Reproduce each line bearing the word "但不包括阀电流熄灭过冲".

____________

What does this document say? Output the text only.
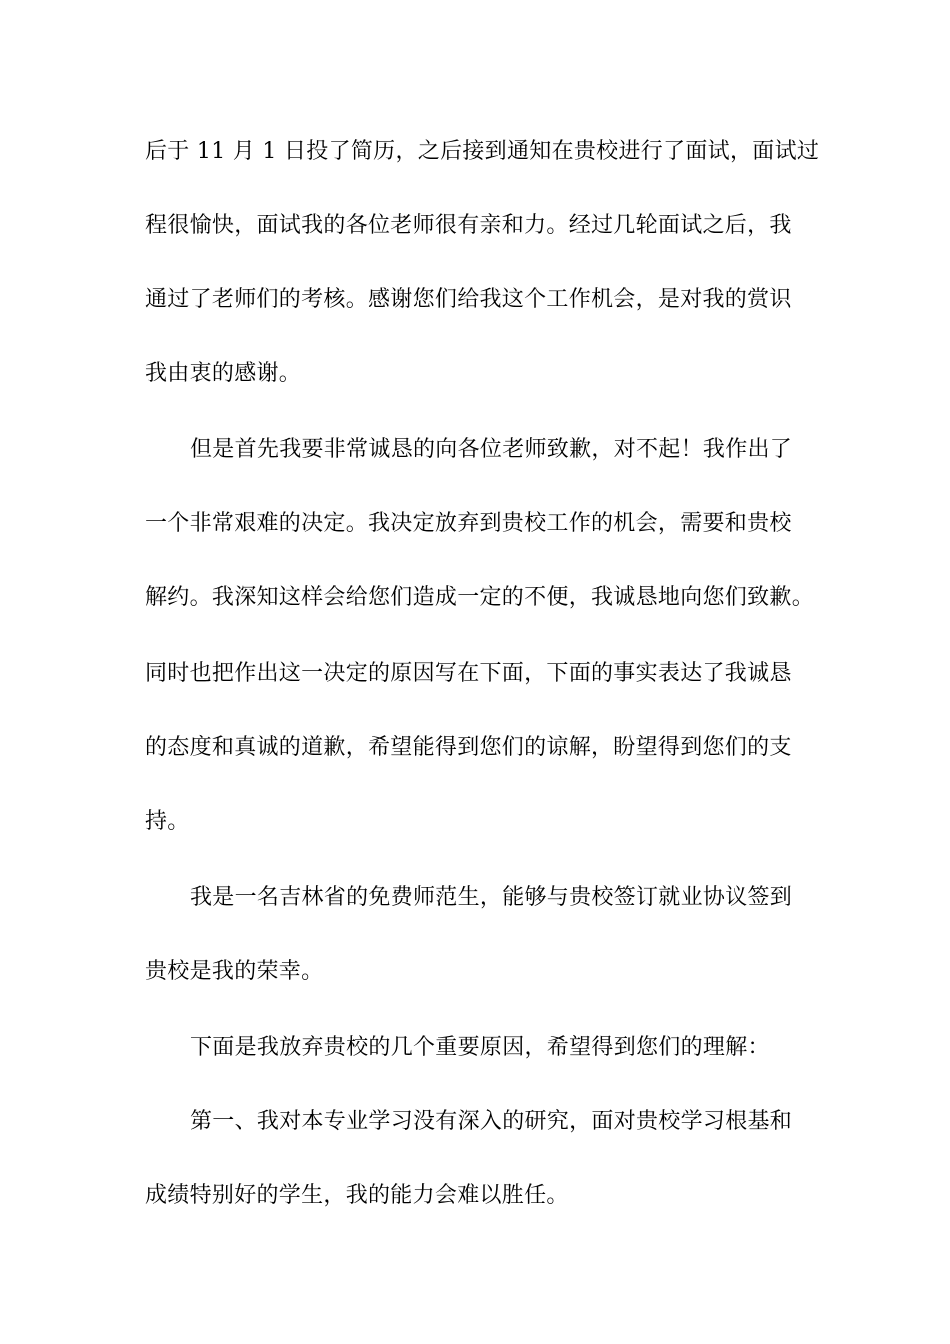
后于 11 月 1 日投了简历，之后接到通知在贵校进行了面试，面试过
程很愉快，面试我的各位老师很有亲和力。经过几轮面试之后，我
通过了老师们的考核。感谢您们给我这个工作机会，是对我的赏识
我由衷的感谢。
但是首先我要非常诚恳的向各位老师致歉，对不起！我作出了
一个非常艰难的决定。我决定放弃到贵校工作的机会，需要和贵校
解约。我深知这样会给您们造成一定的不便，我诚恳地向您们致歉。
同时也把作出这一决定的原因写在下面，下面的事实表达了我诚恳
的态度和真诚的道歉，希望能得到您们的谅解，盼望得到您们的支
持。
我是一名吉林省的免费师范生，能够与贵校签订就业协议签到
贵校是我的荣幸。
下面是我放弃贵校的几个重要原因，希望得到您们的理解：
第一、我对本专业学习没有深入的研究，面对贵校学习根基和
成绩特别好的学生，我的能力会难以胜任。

____________

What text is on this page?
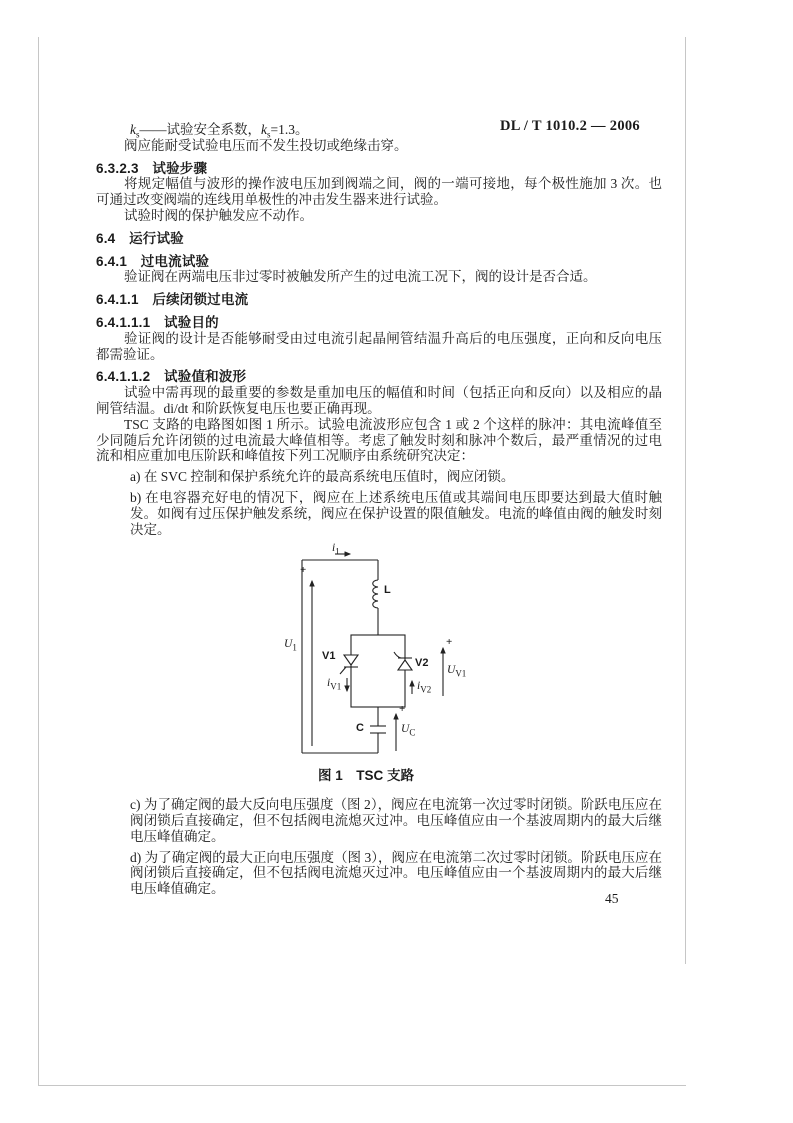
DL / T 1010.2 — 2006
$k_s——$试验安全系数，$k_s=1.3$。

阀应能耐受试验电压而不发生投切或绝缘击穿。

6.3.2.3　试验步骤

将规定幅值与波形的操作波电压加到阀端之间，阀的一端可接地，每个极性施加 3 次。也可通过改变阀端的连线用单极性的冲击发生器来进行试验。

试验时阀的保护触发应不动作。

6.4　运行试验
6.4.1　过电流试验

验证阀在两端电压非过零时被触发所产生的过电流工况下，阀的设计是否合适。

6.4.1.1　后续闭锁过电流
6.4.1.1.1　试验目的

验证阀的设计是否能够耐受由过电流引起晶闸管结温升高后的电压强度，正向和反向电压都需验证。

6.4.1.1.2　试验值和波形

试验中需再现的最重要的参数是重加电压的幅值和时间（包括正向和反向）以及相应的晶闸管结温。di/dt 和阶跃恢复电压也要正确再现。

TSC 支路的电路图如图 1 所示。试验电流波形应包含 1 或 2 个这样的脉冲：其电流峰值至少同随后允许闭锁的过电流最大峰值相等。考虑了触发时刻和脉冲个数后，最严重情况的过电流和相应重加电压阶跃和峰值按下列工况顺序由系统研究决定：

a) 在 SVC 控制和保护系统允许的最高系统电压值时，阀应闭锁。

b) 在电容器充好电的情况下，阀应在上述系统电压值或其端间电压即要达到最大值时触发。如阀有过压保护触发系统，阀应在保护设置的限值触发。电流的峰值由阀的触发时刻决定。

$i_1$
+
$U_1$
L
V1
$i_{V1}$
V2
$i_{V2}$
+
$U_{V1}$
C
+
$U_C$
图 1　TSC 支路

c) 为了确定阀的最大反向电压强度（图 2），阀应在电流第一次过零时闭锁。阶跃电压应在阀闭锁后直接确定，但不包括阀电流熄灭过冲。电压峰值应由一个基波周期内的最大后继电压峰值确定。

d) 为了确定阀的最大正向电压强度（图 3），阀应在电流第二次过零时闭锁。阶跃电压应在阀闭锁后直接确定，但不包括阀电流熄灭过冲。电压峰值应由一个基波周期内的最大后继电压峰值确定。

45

____________

**COMPLETE OUTPUT:**
c) 为了确定阀的最大反向电压强度（图 2），阀应在电流第一次过零时闭锁。阶跃电压应在阀闭锁后直接确定，但不包括阀电流熄灭过冲。电压峰值应由一个基波周期内的最大后继电压峰值确定。
d) 为了确定阀的最大正向电压强度（图 3），阀应在电流第二次过零时闭锁。阶跃电压应在阀闭锁后直接确定，但不包括阀电流熄灭过冲。电压峰值应由一个基波周期内的最大后继电压峰值确定。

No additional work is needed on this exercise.